### Exercise task
From the listing, collect all lines containing the word "closer".

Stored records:
Start

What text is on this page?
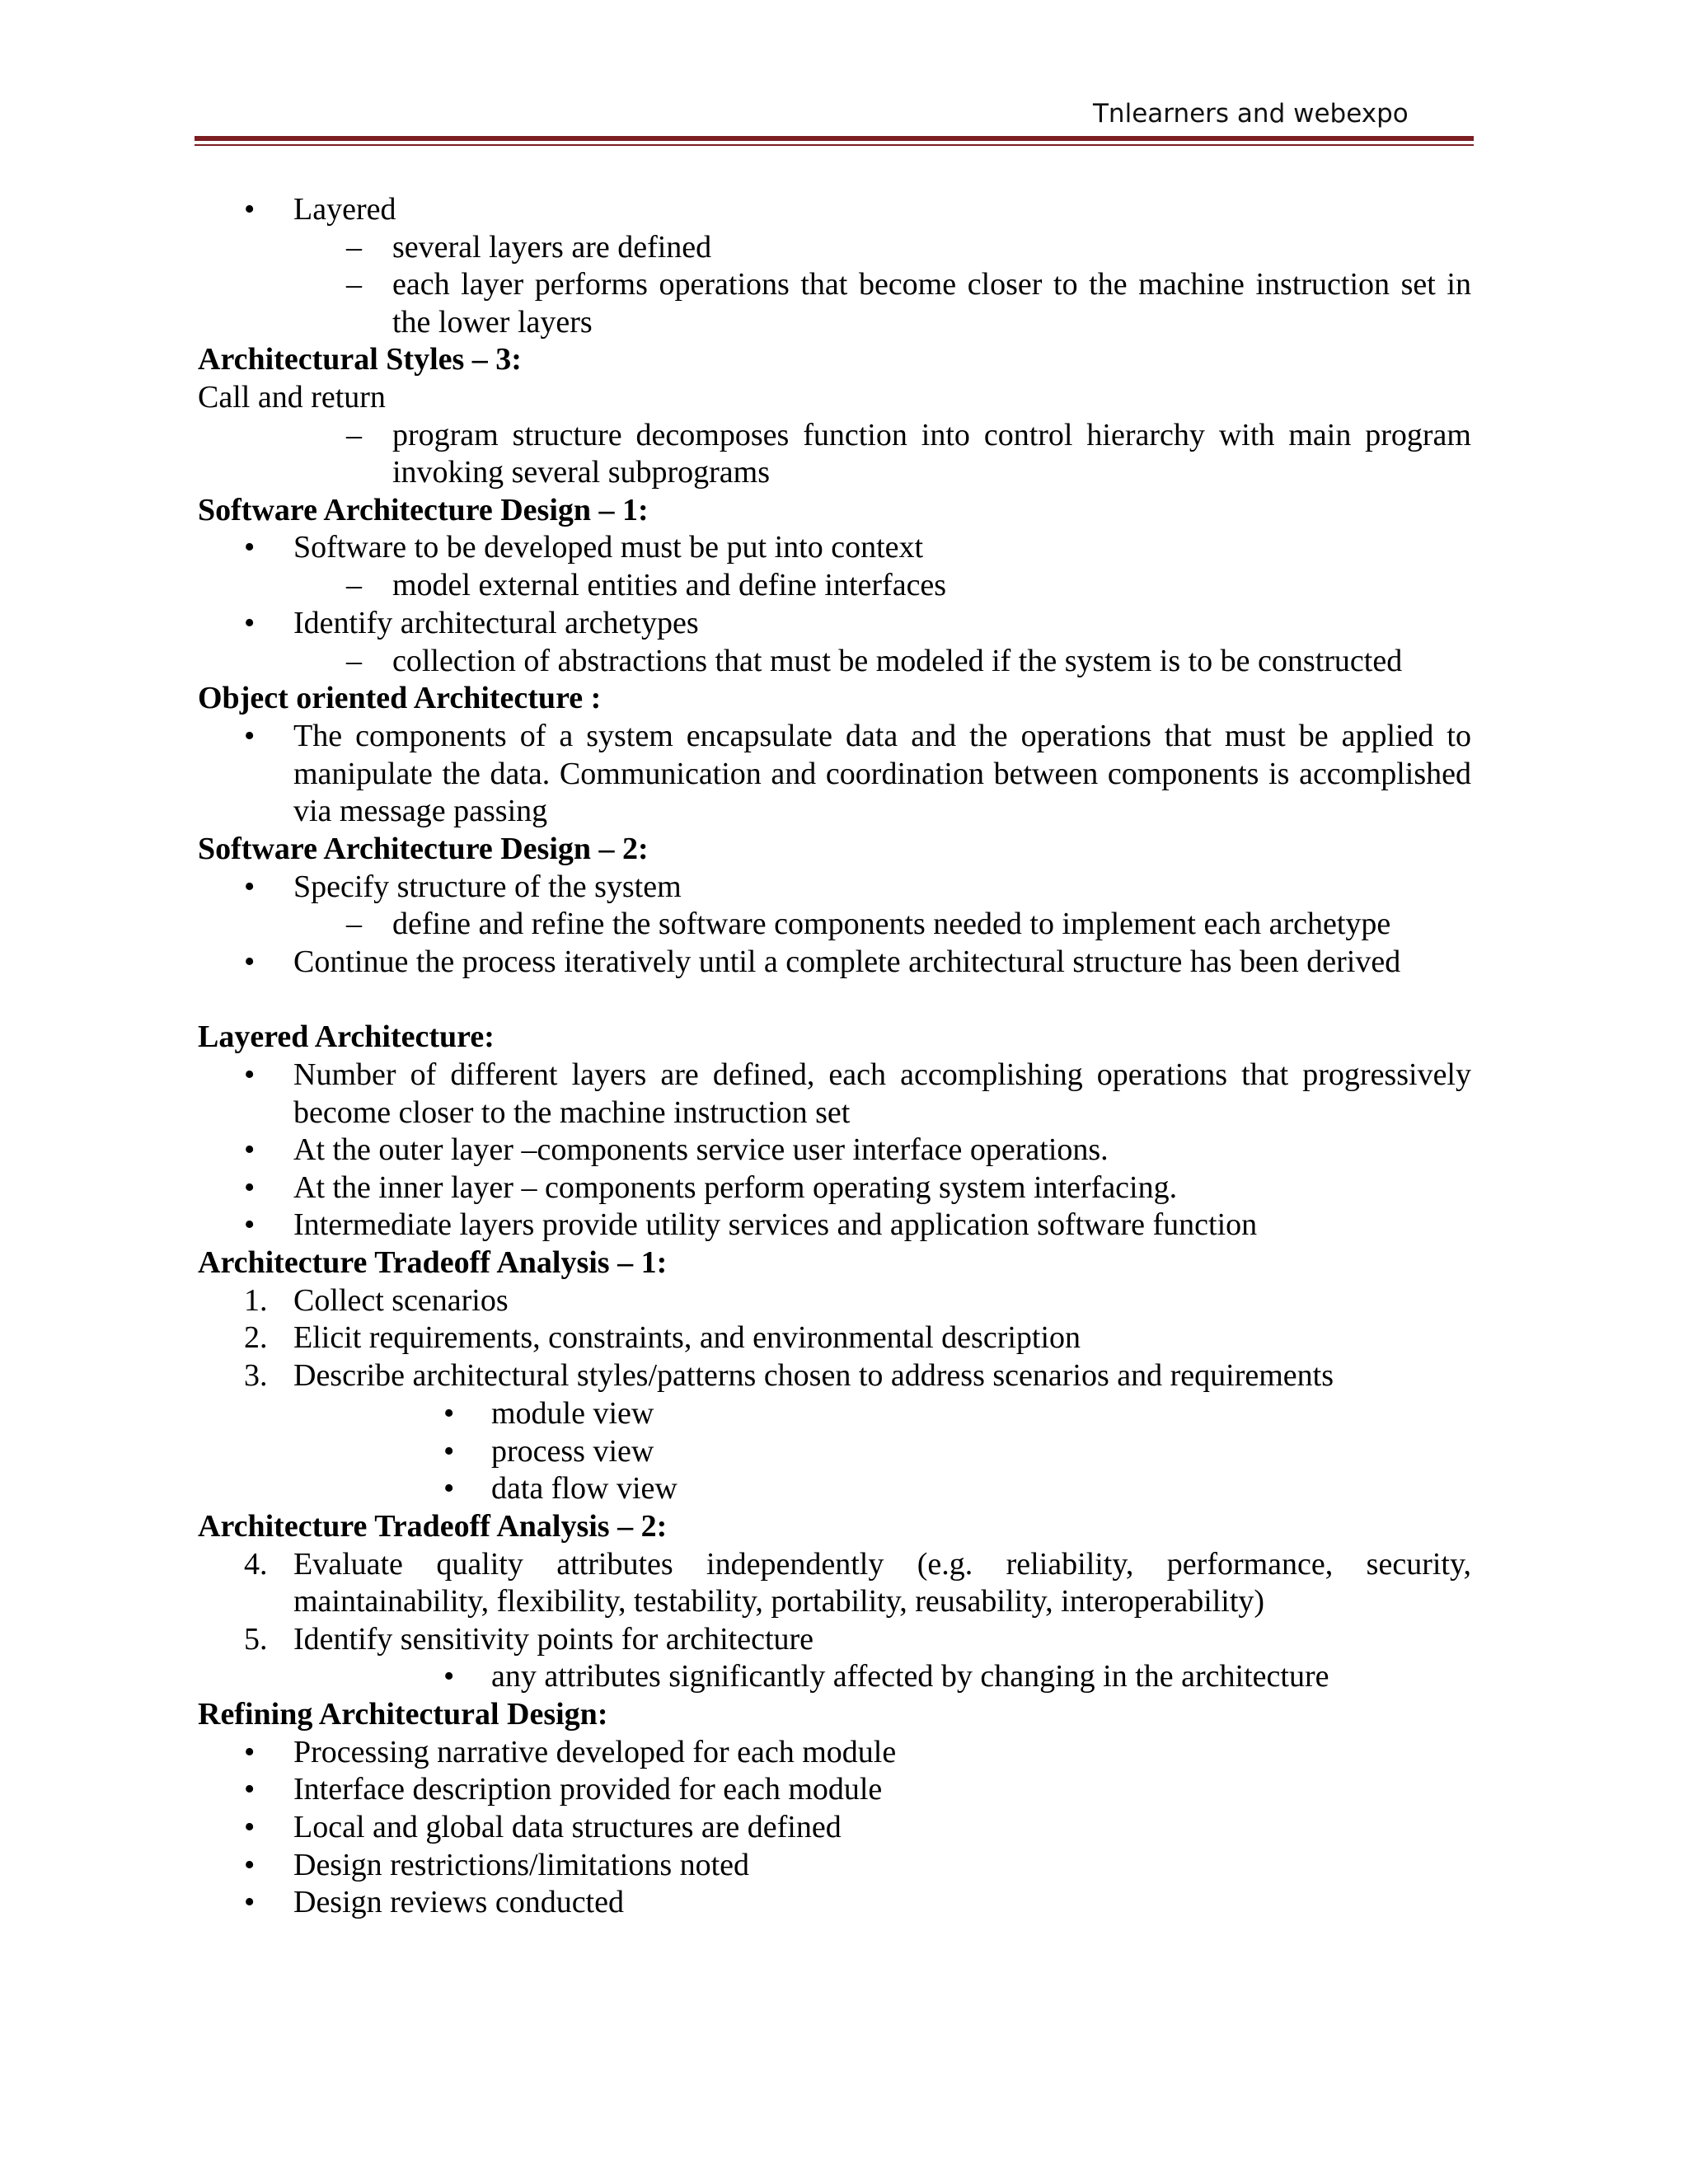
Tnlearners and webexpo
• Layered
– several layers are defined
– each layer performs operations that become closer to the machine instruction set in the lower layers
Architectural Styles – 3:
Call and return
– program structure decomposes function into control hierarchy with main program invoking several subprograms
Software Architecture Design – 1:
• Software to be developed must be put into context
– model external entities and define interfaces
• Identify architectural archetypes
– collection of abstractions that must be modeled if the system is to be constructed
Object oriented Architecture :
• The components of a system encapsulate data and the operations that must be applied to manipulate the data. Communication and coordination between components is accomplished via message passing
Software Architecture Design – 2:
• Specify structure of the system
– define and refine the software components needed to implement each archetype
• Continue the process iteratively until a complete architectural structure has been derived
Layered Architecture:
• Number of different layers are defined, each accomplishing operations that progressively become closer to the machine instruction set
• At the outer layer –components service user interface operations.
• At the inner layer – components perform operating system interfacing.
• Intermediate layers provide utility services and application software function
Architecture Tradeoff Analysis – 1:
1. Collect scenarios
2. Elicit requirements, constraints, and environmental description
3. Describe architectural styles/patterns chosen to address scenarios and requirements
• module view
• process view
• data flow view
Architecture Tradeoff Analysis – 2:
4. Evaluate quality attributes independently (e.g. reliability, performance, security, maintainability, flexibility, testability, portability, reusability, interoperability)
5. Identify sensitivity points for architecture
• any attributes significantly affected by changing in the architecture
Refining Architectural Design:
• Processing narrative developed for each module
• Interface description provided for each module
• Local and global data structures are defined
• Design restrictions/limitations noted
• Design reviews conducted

End
Start

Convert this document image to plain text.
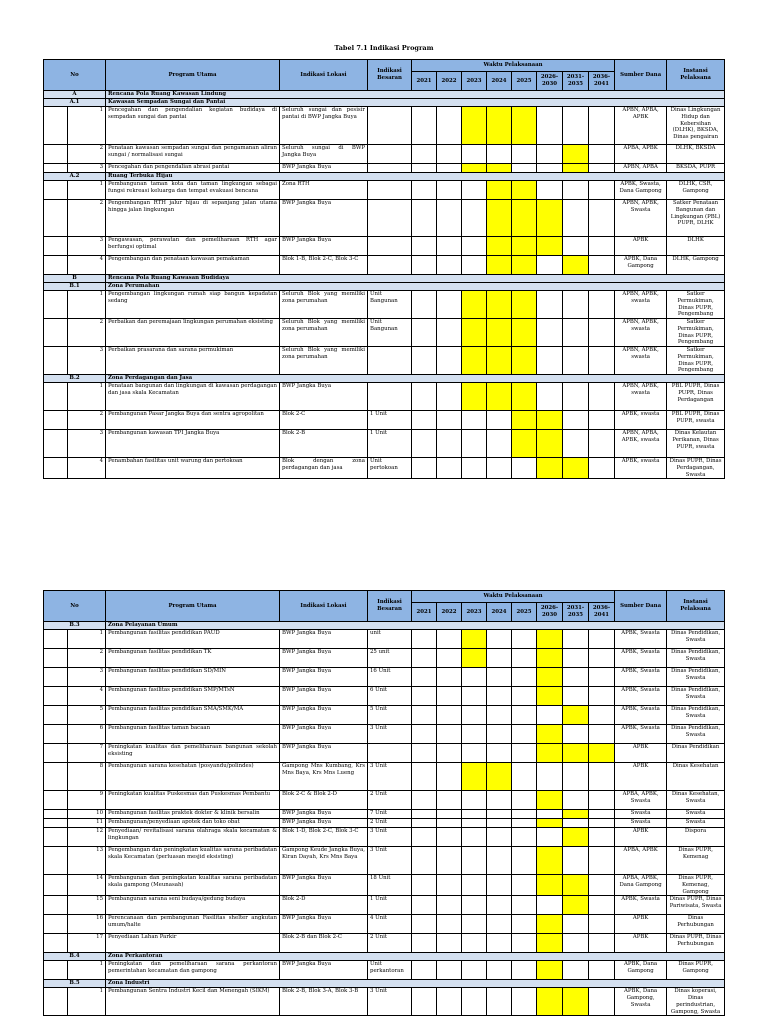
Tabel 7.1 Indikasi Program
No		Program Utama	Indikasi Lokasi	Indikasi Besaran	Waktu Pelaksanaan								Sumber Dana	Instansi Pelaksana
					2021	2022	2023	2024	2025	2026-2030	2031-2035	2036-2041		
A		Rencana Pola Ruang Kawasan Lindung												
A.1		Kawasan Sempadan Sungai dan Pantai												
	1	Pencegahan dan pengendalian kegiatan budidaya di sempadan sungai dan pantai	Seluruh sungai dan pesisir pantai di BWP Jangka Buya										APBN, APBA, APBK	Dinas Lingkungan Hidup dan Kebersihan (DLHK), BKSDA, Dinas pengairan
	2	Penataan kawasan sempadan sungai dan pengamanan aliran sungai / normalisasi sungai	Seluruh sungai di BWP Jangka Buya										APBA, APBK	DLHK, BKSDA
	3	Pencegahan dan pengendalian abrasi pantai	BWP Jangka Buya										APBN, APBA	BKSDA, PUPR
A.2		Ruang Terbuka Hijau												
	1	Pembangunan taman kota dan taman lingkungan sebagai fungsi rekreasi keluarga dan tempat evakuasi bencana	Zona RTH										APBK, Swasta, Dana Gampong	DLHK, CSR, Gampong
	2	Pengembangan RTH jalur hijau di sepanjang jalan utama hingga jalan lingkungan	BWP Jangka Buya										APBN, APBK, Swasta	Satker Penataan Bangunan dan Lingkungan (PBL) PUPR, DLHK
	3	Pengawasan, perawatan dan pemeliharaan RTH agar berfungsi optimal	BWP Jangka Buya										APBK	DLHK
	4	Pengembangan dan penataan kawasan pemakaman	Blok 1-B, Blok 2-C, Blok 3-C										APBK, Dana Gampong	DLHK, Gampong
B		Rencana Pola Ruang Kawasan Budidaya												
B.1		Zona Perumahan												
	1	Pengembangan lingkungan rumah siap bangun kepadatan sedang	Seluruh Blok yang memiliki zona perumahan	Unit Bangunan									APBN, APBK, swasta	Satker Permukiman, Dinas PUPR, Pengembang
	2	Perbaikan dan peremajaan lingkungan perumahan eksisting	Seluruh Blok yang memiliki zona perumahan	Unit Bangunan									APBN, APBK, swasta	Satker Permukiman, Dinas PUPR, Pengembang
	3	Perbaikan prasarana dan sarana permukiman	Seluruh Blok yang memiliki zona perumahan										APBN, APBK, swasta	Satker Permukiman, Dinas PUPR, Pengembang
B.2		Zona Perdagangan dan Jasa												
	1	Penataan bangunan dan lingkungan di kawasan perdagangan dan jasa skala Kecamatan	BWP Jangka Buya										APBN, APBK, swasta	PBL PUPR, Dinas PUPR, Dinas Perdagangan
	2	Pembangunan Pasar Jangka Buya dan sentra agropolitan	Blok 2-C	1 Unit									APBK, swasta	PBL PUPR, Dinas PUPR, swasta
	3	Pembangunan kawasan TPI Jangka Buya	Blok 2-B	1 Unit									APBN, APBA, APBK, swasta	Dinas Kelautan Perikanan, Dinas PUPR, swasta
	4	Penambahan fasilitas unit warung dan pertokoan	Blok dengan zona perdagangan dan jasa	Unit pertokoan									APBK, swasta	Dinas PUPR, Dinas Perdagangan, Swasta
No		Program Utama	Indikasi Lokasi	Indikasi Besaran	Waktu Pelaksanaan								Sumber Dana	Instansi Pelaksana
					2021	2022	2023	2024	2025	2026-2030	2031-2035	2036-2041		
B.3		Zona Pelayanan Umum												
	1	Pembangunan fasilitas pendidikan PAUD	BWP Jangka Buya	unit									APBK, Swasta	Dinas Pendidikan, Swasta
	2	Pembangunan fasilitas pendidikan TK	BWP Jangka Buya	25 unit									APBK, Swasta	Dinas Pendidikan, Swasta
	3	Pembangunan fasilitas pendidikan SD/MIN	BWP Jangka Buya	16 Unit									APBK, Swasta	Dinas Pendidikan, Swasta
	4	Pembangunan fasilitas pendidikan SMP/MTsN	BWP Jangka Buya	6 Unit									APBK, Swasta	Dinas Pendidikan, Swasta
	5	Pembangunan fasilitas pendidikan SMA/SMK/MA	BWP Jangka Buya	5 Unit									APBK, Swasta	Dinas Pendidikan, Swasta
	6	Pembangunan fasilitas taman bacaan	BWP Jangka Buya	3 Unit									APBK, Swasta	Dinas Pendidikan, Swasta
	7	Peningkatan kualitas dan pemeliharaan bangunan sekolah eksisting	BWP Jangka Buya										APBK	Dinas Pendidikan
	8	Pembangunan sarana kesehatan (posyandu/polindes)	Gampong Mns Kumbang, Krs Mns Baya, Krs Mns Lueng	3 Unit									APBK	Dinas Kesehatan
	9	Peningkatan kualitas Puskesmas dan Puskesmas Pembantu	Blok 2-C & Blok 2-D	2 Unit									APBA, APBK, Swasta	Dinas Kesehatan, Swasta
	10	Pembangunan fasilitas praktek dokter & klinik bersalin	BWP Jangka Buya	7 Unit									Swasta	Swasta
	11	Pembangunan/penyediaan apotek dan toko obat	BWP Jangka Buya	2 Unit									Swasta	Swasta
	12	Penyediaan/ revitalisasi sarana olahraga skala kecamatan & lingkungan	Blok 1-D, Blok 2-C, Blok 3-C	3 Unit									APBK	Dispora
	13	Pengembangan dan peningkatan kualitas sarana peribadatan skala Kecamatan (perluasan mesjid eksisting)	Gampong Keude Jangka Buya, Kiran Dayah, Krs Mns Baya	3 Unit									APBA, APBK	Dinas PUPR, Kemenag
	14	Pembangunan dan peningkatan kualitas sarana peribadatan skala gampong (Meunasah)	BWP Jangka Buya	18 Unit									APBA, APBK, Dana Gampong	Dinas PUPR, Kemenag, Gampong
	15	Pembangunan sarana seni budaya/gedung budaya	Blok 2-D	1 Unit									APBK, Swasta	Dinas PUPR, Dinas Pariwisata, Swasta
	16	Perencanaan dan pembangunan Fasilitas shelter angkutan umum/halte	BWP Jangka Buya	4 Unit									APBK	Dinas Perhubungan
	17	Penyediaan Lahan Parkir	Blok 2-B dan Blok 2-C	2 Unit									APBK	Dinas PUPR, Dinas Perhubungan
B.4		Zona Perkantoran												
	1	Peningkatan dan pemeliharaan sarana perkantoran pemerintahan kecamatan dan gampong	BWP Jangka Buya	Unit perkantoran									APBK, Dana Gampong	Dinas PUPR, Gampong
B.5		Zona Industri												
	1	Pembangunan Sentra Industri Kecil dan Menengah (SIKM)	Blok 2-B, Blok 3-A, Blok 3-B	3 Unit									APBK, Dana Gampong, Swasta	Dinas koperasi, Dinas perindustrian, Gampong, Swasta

End
Start

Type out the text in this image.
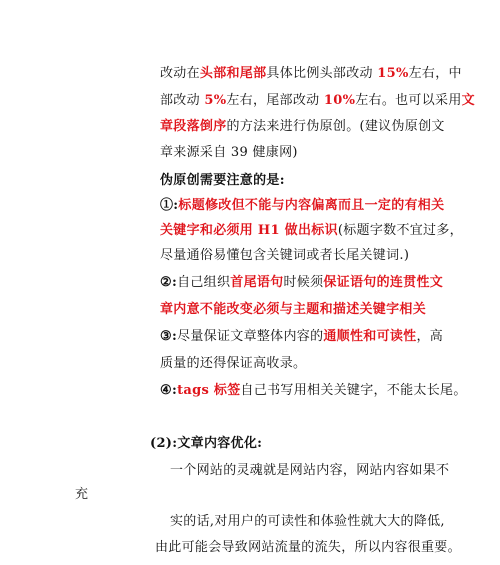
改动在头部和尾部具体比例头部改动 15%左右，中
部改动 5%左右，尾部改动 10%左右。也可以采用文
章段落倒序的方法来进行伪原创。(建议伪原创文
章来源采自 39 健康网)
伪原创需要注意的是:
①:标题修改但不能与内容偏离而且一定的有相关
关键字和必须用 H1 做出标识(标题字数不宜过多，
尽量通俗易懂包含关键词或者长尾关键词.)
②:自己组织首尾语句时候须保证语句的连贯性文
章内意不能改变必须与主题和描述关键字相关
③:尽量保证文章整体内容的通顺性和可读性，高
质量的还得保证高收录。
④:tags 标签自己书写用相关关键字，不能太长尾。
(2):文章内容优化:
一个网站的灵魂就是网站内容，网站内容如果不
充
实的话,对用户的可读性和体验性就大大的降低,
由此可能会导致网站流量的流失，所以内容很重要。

End

### Task result
– each layer performs operations that become closer to the machine instruction set in the lower layers
• Number of different layers are defined, each accomplishing operations that progressively become closer to the machine instruction set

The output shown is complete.